→ **Written instruction**:
Omit all images. Transcribe the rest of the material below exactly.

→ **The input**:
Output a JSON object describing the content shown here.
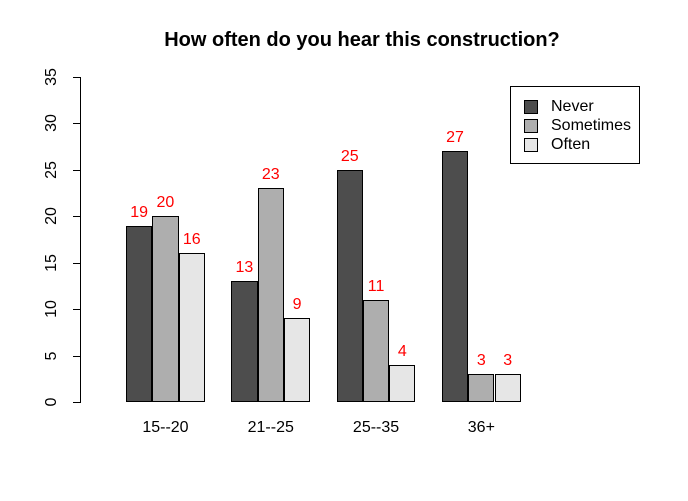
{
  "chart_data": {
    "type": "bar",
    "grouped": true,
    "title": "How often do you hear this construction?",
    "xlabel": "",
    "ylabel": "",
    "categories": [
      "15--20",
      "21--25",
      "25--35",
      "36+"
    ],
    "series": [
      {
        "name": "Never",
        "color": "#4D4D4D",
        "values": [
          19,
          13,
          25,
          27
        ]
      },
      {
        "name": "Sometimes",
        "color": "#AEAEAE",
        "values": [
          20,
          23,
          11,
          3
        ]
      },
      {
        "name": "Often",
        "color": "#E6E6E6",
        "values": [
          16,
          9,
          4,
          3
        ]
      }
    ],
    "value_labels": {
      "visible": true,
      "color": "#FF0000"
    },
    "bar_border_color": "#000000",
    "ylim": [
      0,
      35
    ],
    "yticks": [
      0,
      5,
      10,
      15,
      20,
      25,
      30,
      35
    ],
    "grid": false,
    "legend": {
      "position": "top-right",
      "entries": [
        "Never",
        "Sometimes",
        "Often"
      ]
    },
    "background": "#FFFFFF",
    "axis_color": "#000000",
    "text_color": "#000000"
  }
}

→ **Written response**:
Output a JSON object describing the content shown here.
{
  "chart_data": {
    "type": "bar",
    "grouped": true,
    "title": "How often do you hear this construction?",
    "xlabel": "",
    "ylabel": "",
    "categories": [
      "15--20",
      "21--25",
      "25--35",
      "36+"
    ],
    "series": [
      {
        "name": "Never",
        "color": "#4D4D4D",
        "values": [
          19,
          13,
          25,
          27
        ]
      },
      {
        "name": "Sometimes",
        "color": "#AEAEAE",
        "values": [
          20,
          23,
          11,
          3
        ]
      },
      {
        "name": "Often",
        "color": "#E6E6E6",
        "values": [
          16,
          9,
          4,
          3
        ]
      }
    ],
    "value_labels": {
      "visible": true,
      "color": "#FF0000"
    },
    "bar_border_color": "#000000",
    "ylim": [
      0,
      35
    ],
    "yticks": [
      0,
      5,
      10,
      15,
      20,
      25,
      30,
      35
    ],
    "grid": false,
    "legend": {
      "position": "top-right",
      "entries": [
        "Never",
        "Sometimes",
        "Often"
      ]
    },
    "background": "#FFFFFF",
    "axis_color": "#000000",
    "text_color": "#000000"
  }
}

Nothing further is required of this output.